Pictures should be excluded; otherwise, copy every entry exactly.
☆ ☆ ☆ ☆ ☆
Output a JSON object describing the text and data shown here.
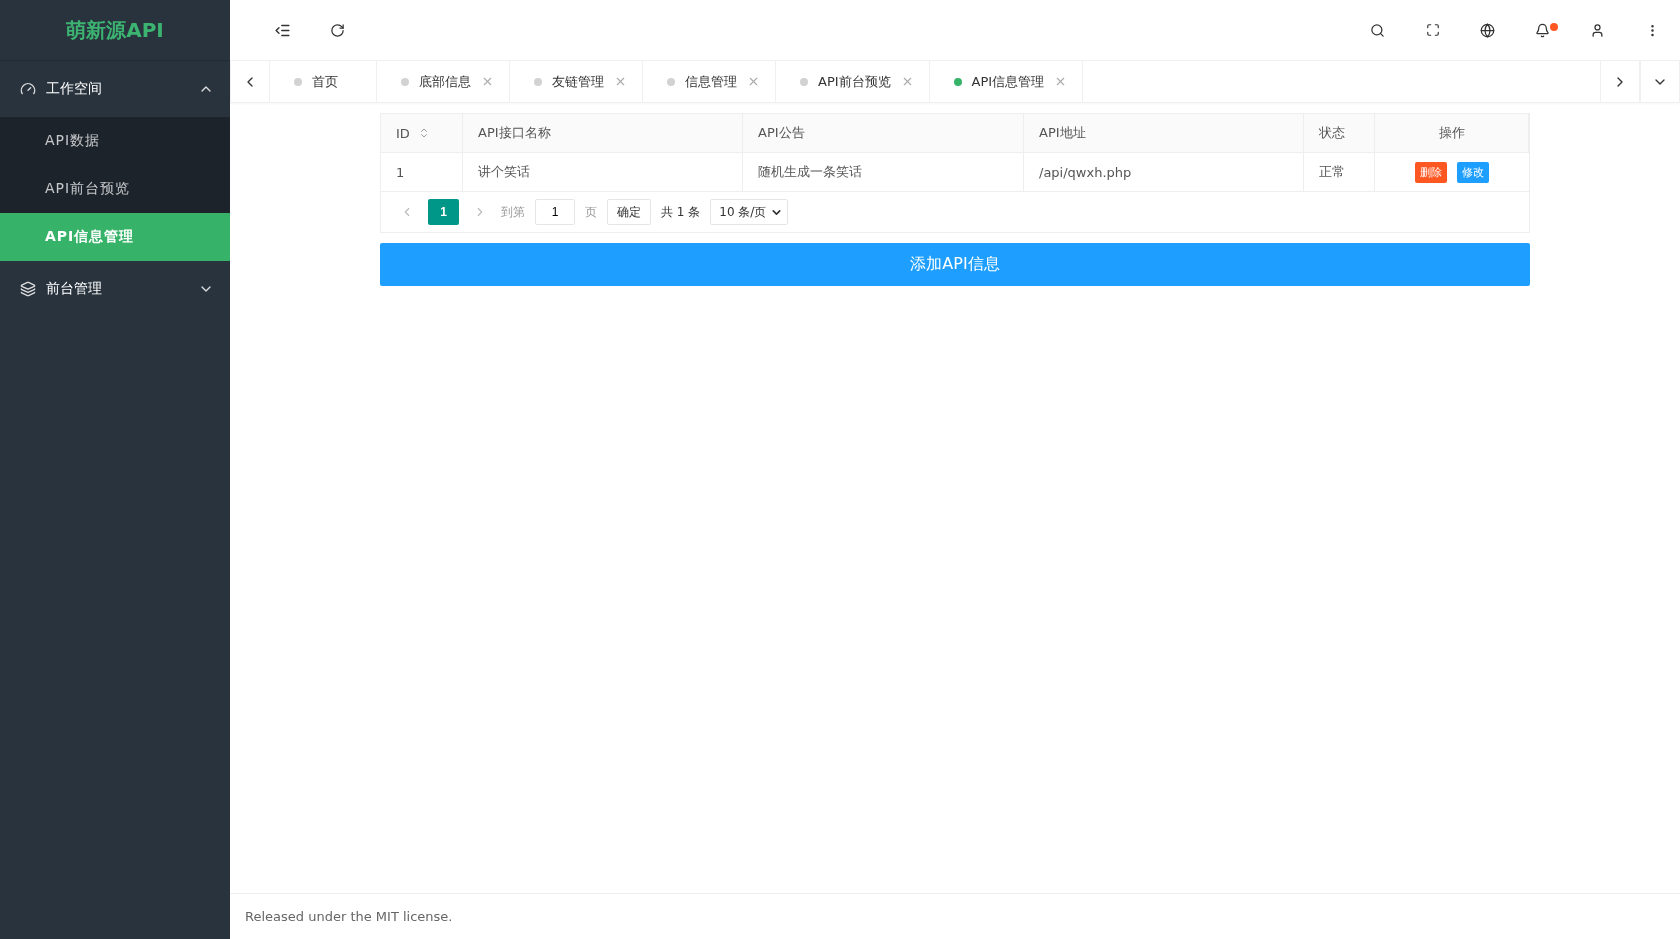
{
  "sidebar": {
    "logo": "萌新源API",
    "groups": [
      {
        "label": "工作空间",
        "expanded": true,
        "children": [
          {
            "label": "API数据",
            "selected": false
          },
          {
            "label": "API前台预览",
            "selected": false
          },
          {
            "label": "API信息管理",
            "selected": true
          }
        ]
      },
      {
        "label": "前台管理",
        "expanded": false
      }
    ]
  },
  "header": {
    "notification_dot": true
  },
  "tabs": [
    {
      "label": "首页",
      "closable": false,
      "selected": false
    },
    {
      "label": "底部信息",
      "closable": true,
      "selected": false
    },
    {
      "label": "友链管理",
      "closable": true,
      "selected": false
    },
    {
      "label": "信息管理",
      "closable": true,
      "selected": false
    },
    {
      "label": "API前台预览",
      "closable": true,
      "selected": false
    },
    {
      "label": "API信息管理",
      "closable": true,
      "selected": true
    }
  ],
  "table": {
    "columns": [
      {
        "label": "ID",
        "sortable": true
      },
      {
        "label": "API接口名称",
        "sortable": false
      },
      {
        "label": "API公告",
        "sortable": false
      },
      {
        "label": "API地址",
        "sortable": false
      },
      {
        "label": "状态",
        "sortable": false
      },
      {
        "label": "操作",
        "sortable": false
      }
    ],
    "rows": [
      {
        "cells": [
          "1",
          "讲个笑话",
          "随机生成一条笑话",
          "/api/qwxh.php",
          "正常"
        ],
        "actions": [
          {
            "label": "删除",
            "kind": "danger"
          },
          {
            "label": "修改",
            "kind": "primary"
          }
        ]
      }
    ]
  },
  "pagination": {
    "current": "1",
    "goto_label": "到第",
    "goto_value": "1",
    "page_unit": "页",
    "confirm": "确定",
    "total": "共 1 条",
    "page_size": "10 条/页"
  },
  "add_button": "添加API信息",
  "footer": "Released under the MIT license."
}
☆ ☆ ☆ ☆ ☆
Complete output:
Output a JSON object describing the text and data shown here.
{
  "sidebar": {
    "logo": "萌新源API",
    "groups": [
      {
        "label": "工作空间",
        "expanded": true,
        "children": [
          {
            "label": "API数据",
            "selected": false
          },
          {
            "label": "API前台预览",
            "selected": false
          },
          {
            "label": "API信息管理",
            "selected": true
          }
        ]
      },
      {
        "label": "前台管理",
        "expanded": false
      }
    ]
  },
  "header": {
    "notification_dot": true
  },
  "tabs": [
    {
      "label": "首页",
      "closable": false,
      "selected": false
    },
    {
      "label": "底部信息",
      "closable": true,
      "selected": false
    },
    {
      "label": "友链管理",
      "closable": true,
      "selected": false
    },
    {
      "label": "信息管理",
      "closable": true,
      "selected": false
    },
    {
      "label": "API前台预览",
      "closable": true,
      "selected": false
    },
    {
      "label": "API信息管理",
      "closable": true,
      "selected": true
    }
  ],
  "table": {
    "columns": [
      {
        "label": "ID",
        "sortable": true
      },
      {
        "label": "API接口名称",
        "sortable": false
      },
      {
        "label": "API公告",
        "sortable": false
      },
      {
        "label": "API地址",
        "sortable": false
      },
      {
        "label": "状态",
        "sortable": false
      },
      {
        "label": "操作",
        "sortable": false
      }
    ],
    "rows": [
      {
        "cells": [
          "1",
          "讲个笑话",
          "随机生成一条笑话",
          "/api/qwxh.php",
          "正常"
        ],
        "actions": [
          {
            "label": "删除",
            "kind": "danger"
          },
          {
            "label": "修改",
            "kind": "primary"
          }
        ]
      }
    ]
  },
  "pagination": {
    "current": "1",
    "goto_label": "到第",
    "goto_value": "1",
    "page_unit": "页",
    "confirm": "确定",
    "total": "共 1 条",
    "page_size": "10 条/页"
  },
  "add_button": "添加API信息",
  "footer": "Released under the MIT license."
}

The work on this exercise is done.